>> begin PROVIDED DATA

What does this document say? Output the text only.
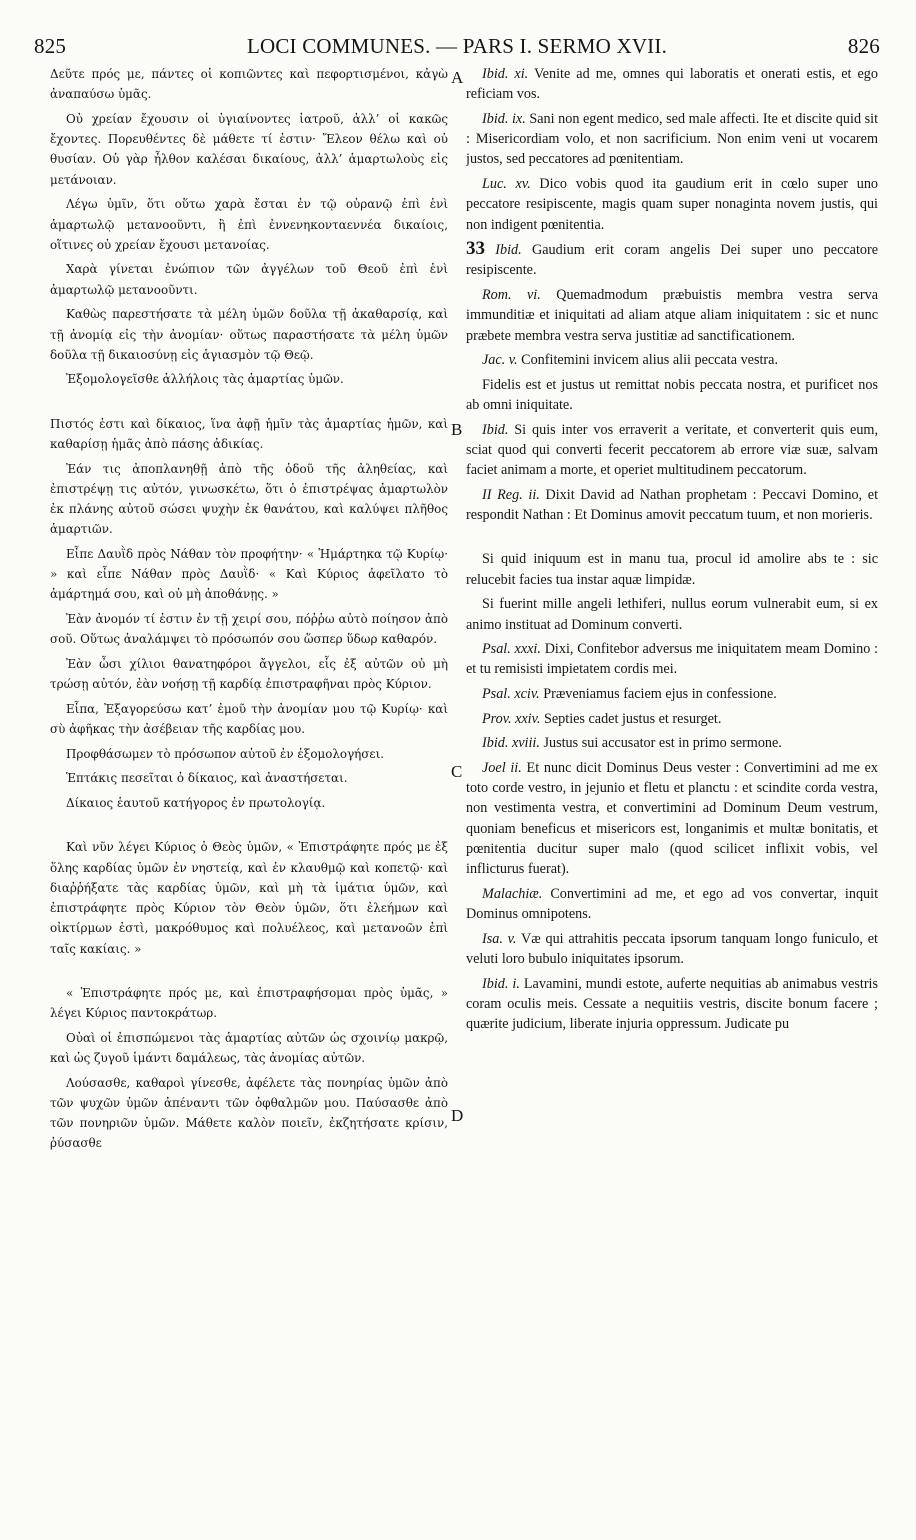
825	LOCI COMMUNES. — PARS I. SERMO XVII.	826
A
B
C
D

Δεῦτε πρός με, πάντες οἱ κοπιῶντες καὶ πεφορτισμένοι, κἀγὼ ἀναπαύσω ὑμᾶς.

Οὐ χρείαν ἔχουσιν οἱ ὑγιαίνοντες ἰατροῦ, ἀλλ’ οἱ κακῶς ἔχοντες. Πορευθέντες δὲ μάθετε τί ἐστιν· Ἔλεον θέλω καὶ οὐ θυσίαν. Οὐ γὰρ ἦλθον καλέσαι δικαίους, ἀλλ’ ἁμαρτωλοὺς εἰς μετάνοιαν.

Λέγω ὑμῖν, ὅτι οὕτω χαρὰ ἔσται ἐν τῷ οὐρανῷ ἐπὶ ἑνὶ ἁμαρτωλῷ μετανοοῦντι, ἢ ἐπὶ ἐννενηκονταεννέα δικαίοις, οἵτινες οὐ χρείαν ἔχουσι μετανοίας.

Χαρὰ γίνεται ἐνώπιον τῶν ἀγγέλων τοῦ Θεοῦ ἐπὶ ἑνὶ ἁμαρτωλῷ μετανοοῦντι.

Καθὼς παρεστήσατε τὰ μέλη ὑμῶν δοῦλα τῇ ἀκαθαρσίᾳ, καὶ τῇ ἀνομίᾳ εἰς τὴν ἀνομίαν· οὕτως παραστήσατε τὰ μέλη ὑμῶν δοῦλα τῇ δικαιοσύνῃ εἰς ἁγιασμὸν τῷ Θεῷ.

Ἐξομολογεῖσθε ἀλλήλοις τὰς ἁμαρτίας ὑμῶν.

Πιστός ἐστι καὶ δίκαιος, ἵνα ἀφῇ ἡμῖν τὰς ἁμαρτίας ἡμῶν, καὶ καθαρίσῃ ἡμᾶς ἀπὸ πάσης ἀδικίας.

Ἐάν τις ἀποπλανηθῇ ἀπὸ τῆς ὁδοῦ τῆς ἀληθείας, καὶ ἐπιστρέψῃ τις αὐτόν, γινωσκέτω, ὅτι ὁ ἐπιστρέψας ἁμαρτωλὸν ἐκ πλάνης αὐτοῦ σώσει ψυχὴν ἐκ θανάτου, καὶ καλύψει πλῆθος ἁμαρτιῶν.

Εἶπε Δαυῒδ πρὸς Νάθαν τὸν προφήτην· « Ἡμάρτηκα τῷ Κυρίῳ· » καὶ εἶπε Νάθαν πρὸς Δαυῒδ· « Καὶ Κύριος ἀφεῖλατο τὸ ἁμάρτημά σου, καὶ οὐ μὴ ἀποθάνῃς. »

Ἐὰν ἀνομόν τί ἐστιν ἐν τῇ χειρί σου, πόῤῥω αὐτὸ ποίησον ἀπὸ σοῦ. Οὕτως ἀναλάμψει τὸ πρόσωπόν σου ὥσπερ ὕδωρ καθαρόν.

Ἐὰν ὦσι χίλιοι θανατηφόροι ἄγγελοι, εἷς ἐξ αὐτῶν οὐ μὴ τρώσῃ αὐτόν, ἐὰν νοήσῃ τῇ καρδίᾳ ἐπιστραφῆναι πρὸς Κύριον.

Εἶπα, Ἐξαγορεύσω κατ’ ἐμοῦ τὴν ἀνομίαν μου τῷ Κυρίῳ· καὶ σὺ ἀφῆκας τὴν ἀσέβειαν τῆς καρδίας μου.

Προφθάσωμεν τὸ πρόσωπον αὐτοῦ ἐν ἐξομολογήσει.

Ἑπτάκις πεσεῖται ὁ δίκαιος, καὶ ἀναστήσεται.

Δίκαιος ἑαυτοῦ κατήγορος ἐν πρωτολογίᾳ.

Καὶ νῦν λέγει Κύριος ὁ Θεὸς ὑμῶν, « Ἐπιστράφητε πρός με ἐξ ὅλης καρδίας ὑμῶν ἐν νηστείᾳ, καὶ ἐν κλαυθμῷ καὶ κοπετῷ· καὶ διαῤῥήξατε τὰς καρδίας ὑμῶν, καὶ μὴ τὰ ἱμάτια ὑμῶν, καὶ ἐπιστράφητε πρὸς Κύριον τὸν Θεὸν ὑμῶν, ὅτι ἐλεήμων καὶ οἰκτίρμων ἐστὶ, μακρόθυμος καὶ πολυέλεος, καὶ μετανοῶν ἐπὶ ταῖς κακίαις. »

« Ἐπιστράφητε πρός με, καὶ ἐπιστραφήσομαι πρὸς ὑμᾶς, » λέγει Κύριος παντοκράτωρ.

Οὐαὶ οἱ ἐπισπώμενοι τὰς ἁμαρτίας αὐτῶν ὡς σχοινίῳ μακρῷ, καὶ ὡς ζυγοῦ ἱμάντι δαμάλεως, τὰς ἀνομίας αὐτῶν.

Λούσασθε, καθαροὶ γίνεσθε, ἀφέλετε τὰς πονηρίας ὑμῶν ἀπὸ τῶν ψυχῶν ὑμῶν ἀπέναντι τῶν ὀφθαλμῶν μου. Παύσασθε ἀπὸ τῶν πονηριῶν ὑμῶν. Μάθετε καλὸν ποιεῖν, ἐκζητήσατε κρίσιν, ῥύσασθε

Ibid. xi. Venite ad me, omnes qui laboratis et onerati estis, et ego reficiam vos.

Ibid. ix. Sani non egent medico, sed male affecti. Ite et discite quid sit : Misericordiam volo, et non sacrificium. Non enim veni ut vocarem justos, sed peccatores ad pœnitentiam.

Luc. xv. Dico vobis quod ita gaudium erit in cœlo super uno peccatore resipiscente, magis quam super nonaginta novem justis, qui non indigent pœnitentia.

33 Ibid. Gaudium erit coram angelis Dei super uno peccatore resipiscente.

Rom. vi. Quemadmodum præbuistis membra vestra serva immunditiæ et iniquitati ad aliam atque aliam iniquitatem : sic et nunc præbete membra vestra serva justitiæ ad sanctificationem.

Jac. v. Confitemini invicem alius alii peccata vestra.

Fidelis est et justus ut remittat nobis peccata nostra, et purificet nos ab omni iniquitate.

Ibid. Si quis inter vos erraverit a veritate, et converterit quis eum, sciat quod qui converti fecerit peccatorem ab errore viæ suæ, salvam faciet animam a morte, et operiet multitudinem peccatorum.

II Reg. ii. Dixit David ad Nathan prophetam : Peccavi Domino, et respondit Nathan : Et Dominus amovit peccatum tuum, et non morieris.

Si quid iniquum est in manu tua, procul id amolire abs te : sic relucebit facies tua instar aquæ limpidæ.

Si fuerint mille angeli lethiferi, nullus eorum vulnerabit eum, si ex animo instituat ad Dominum converti.

Psal. xxxi. Dixi, Confitebor adversus me iniquitatem meam Domino : et tu remisisti impietatem cordis mei.

Psal. xciv. Præveniamus faciem ejus in confessione.

Prov. xxiv. Septies cadet justus et resurget.

Ibid. xviii. Justus sui accusator est in primo sermone.

Joel ii. Et nunc dicit Dominus Deus vester : Convertimini ad me ex toto corde vestro, in jejunio et fletu et planctu : et scindite corda vestra, non vestimenta vestra, et convertimini ad Dominum Deum vestrum, quoniam beneficus et misericors est, longanimis et multæ bonitatis, et pœnitentia ducitur super malo (quod scilicet inflixit vobis, vel inflicturus fuerat).

Malachiæ. Convertimini ad me, et ego ad vos convertar, inquit Dominus omnipotens.

Isa. v. Væ qui attrahitis peccata ipsorum tanquam longo funiculo, et veluti loro bubulo iniquitates ipsorum.

Ibid. i. Lavamini, mundi estote, auferte nequitias ab animabus vestris coram oculis meis. Cessate a nequitiis vestris, discite bonum facere ; quærite judicium, liberate injuria oppressum. Judicate pu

>> end PROVIDED DATA

Tally up how many lines in the preceding listing contain the word "ἁμαρτωλῷ". Give nothing but the number.

2